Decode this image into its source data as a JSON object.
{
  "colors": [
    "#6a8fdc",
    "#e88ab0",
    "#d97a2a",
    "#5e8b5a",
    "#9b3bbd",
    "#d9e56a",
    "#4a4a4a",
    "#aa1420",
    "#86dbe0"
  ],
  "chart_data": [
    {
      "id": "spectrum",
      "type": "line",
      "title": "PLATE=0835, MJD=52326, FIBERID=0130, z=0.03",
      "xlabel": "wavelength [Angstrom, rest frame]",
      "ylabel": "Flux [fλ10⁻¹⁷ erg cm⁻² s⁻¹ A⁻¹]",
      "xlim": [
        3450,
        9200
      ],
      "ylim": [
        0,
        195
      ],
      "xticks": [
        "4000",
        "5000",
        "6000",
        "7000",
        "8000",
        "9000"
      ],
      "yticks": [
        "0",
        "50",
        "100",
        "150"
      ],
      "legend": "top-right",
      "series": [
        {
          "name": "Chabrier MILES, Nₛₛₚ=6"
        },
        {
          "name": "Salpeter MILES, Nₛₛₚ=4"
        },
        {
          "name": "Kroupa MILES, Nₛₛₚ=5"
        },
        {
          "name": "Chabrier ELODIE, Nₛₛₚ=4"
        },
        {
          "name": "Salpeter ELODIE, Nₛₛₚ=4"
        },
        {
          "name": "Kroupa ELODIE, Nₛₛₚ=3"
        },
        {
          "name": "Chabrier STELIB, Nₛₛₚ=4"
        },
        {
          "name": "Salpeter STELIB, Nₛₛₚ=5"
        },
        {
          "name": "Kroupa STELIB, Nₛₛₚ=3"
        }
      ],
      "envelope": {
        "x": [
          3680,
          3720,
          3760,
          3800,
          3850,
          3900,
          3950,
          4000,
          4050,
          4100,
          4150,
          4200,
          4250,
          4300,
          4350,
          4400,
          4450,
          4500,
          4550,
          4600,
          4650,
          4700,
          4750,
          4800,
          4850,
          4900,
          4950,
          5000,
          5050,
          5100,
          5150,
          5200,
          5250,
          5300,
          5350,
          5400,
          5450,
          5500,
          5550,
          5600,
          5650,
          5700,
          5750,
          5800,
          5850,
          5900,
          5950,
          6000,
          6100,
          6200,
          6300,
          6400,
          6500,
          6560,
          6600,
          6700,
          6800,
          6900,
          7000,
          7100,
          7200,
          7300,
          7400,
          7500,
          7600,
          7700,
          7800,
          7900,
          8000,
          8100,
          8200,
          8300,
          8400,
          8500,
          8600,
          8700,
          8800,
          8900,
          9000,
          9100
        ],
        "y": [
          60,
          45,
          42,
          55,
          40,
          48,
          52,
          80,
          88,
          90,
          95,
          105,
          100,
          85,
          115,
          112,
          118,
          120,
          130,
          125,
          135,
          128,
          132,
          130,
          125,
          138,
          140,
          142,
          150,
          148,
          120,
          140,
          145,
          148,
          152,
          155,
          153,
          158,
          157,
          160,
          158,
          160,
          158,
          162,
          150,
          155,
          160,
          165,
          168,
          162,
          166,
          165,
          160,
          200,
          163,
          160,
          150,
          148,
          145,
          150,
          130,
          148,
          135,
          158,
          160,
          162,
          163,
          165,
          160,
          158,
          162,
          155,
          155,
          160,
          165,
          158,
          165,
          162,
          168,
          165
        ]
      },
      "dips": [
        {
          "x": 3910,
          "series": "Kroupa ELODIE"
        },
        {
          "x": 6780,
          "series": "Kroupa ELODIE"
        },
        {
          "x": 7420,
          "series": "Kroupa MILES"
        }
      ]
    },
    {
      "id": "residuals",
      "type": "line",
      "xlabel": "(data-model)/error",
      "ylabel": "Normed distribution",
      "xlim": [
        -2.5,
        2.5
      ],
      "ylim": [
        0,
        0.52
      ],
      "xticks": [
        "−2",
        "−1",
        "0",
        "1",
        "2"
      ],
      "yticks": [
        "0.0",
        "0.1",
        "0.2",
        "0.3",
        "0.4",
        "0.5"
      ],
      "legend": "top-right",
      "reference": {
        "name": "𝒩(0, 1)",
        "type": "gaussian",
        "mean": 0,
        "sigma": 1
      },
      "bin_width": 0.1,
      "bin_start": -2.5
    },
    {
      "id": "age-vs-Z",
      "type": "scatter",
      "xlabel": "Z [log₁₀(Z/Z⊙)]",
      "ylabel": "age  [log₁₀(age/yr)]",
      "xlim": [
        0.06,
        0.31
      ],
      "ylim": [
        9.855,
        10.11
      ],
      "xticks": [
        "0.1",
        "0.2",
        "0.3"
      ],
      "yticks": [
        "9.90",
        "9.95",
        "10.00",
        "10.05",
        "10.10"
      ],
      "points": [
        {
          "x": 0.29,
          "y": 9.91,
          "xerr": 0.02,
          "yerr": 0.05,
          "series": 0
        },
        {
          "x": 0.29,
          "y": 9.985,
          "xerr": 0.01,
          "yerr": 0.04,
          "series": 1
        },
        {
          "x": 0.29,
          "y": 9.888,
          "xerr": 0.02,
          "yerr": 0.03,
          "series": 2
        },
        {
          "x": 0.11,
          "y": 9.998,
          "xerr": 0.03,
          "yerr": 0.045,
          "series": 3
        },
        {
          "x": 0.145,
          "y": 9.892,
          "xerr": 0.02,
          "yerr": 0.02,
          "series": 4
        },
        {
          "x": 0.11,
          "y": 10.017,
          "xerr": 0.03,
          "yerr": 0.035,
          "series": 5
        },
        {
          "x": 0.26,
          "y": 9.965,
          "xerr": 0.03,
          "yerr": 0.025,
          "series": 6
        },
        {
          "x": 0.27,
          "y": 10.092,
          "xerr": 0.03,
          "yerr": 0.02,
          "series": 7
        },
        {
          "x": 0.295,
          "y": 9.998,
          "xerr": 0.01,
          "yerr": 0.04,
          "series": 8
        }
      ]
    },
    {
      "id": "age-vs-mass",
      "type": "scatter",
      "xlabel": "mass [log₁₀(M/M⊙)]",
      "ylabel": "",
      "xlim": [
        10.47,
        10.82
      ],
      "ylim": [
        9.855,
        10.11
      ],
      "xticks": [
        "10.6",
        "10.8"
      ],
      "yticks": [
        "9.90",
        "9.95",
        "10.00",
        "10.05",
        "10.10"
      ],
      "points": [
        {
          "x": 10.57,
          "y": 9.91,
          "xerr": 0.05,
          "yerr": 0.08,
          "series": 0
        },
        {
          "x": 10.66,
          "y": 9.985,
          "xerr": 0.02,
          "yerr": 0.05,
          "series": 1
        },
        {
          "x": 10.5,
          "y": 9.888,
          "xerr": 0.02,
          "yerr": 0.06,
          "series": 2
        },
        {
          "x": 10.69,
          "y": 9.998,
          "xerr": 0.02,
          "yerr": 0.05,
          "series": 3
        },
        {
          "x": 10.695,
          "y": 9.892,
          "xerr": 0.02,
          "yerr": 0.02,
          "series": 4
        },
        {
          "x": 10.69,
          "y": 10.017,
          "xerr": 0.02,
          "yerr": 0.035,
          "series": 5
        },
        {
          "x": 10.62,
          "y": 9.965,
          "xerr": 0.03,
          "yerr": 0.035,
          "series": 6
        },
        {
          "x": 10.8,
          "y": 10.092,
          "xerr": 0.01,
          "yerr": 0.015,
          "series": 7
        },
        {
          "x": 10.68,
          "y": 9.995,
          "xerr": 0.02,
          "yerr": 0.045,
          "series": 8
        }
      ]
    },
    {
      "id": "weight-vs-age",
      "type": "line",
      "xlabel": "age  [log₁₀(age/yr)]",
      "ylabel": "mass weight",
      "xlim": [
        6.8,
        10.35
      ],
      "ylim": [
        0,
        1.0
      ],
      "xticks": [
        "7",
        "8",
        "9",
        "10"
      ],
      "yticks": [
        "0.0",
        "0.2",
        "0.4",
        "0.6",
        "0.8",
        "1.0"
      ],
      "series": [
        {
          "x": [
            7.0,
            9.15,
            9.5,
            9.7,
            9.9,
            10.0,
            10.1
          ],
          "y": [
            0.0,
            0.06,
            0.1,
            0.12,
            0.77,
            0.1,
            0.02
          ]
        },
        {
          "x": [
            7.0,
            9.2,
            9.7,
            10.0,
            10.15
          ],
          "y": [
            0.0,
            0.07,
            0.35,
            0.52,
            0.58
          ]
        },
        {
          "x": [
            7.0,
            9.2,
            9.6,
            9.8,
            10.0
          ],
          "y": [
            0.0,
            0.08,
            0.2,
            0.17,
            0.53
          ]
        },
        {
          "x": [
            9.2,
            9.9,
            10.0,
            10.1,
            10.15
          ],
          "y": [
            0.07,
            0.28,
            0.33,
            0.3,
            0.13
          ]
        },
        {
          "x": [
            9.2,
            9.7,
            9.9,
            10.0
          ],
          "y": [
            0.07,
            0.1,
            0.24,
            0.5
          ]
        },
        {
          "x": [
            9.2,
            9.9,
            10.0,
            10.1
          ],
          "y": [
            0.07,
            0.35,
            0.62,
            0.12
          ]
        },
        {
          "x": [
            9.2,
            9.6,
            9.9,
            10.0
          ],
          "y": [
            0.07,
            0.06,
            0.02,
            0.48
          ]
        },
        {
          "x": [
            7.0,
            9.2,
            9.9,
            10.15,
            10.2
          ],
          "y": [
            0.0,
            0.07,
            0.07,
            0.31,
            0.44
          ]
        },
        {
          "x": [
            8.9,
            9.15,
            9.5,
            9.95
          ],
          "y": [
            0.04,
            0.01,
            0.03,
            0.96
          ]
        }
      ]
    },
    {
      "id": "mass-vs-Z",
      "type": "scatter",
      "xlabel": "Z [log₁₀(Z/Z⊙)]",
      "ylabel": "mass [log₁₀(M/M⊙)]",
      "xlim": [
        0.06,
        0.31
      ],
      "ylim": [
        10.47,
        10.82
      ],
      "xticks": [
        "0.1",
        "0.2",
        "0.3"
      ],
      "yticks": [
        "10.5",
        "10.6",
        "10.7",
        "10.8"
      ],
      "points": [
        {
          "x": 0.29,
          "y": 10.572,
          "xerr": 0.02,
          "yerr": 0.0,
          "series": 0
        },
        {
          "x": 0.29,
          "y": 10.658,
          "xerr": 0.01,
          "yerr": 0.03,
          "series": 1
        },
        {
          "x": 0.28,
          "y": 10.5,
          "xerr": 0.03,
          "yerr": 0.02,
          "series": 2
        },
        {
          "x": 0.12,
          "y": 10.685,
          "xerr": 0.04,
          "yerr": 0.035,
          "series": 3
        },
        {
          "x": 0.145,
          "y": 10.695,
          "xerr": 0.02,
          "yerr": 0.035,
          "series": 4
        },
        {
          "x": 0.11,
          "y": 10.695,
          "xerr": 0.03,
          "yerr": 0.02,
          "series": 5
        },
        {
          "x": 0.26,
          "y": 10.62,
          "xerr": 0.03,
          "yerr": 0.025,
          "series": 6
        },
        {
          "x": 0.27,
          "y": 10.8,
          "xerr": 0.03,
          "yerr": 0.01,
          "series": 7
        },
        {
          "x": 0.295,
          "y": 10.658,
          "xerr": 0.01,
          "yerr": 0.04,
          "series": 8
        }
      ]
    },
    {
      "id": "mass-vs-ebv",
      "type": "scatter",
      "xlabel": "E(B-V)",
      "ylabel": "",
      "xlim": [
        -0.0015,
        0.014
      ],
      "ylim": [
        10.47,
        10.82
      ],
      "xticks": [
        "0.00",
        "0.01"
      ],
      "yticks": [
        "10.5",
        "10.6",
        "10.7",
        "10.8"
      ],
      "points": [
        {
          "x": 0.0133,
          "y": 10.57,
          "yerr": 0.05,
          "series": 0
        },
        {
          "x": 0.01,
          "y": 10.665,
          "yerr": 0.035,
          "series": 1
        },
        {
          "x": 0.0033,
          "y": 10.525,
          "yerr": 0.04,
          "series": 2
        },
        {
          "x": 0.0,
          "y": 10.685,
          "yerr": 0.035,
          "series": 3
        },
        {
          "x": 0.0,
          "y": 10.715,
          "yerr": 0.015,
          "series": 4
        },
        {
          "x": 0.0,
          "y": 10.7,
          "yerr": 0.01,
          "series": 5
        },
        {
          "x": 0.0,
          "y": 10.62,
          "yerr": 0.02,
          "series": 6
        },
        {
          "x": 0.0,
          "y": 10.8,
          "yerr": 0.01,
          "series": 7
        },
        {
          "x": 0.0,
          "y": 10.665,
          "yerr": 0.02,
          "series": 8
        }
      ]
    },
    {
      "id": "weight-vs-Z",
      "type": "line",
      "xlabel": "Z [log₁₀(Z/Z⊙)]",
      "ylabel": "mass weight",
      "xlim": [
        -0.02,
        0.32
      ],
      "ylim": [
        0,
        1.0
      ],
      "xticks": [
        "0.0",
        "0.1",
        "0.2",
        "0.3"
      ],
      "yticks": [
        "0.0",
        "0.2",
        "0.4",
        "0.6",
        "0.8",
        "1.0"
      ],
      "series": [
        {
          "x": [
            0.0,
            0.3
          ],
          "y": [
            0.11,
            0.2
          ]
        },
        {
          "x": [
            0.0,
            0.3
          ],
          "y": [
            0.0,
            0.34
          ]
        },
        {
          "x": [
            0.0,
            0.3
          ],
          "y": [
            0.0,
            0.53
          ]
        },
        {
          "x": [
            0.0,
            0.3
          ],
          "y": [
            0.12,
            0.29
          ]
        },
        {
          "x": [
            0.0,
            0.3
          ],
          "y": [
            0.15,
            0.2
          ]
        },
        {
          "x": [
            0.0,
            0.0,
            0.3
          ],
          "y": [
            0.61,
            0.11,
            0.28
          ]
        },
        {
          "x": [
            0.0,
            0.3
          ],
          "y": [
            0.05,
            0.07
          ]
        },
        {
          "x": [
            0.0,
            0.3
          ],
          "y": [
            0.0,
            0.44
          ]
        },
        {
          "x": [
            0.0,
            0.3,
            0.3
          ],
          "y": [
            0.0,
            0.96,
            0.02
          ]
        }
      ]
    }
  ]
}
★ ★ ★ ★
TASK PROMPT
Search the entries for the word "MILES", then list each line that holds it.

ANSWER FOR THE TASK
          "name": "Chabrier MILES, Nₛₛₚ=6"
          "name": "Salpeter MILES, Nₛₛₚ=4"
          "name": "Kroupa MILES, Nₛₛₚ=5"
          "series": "Kroupa MILES"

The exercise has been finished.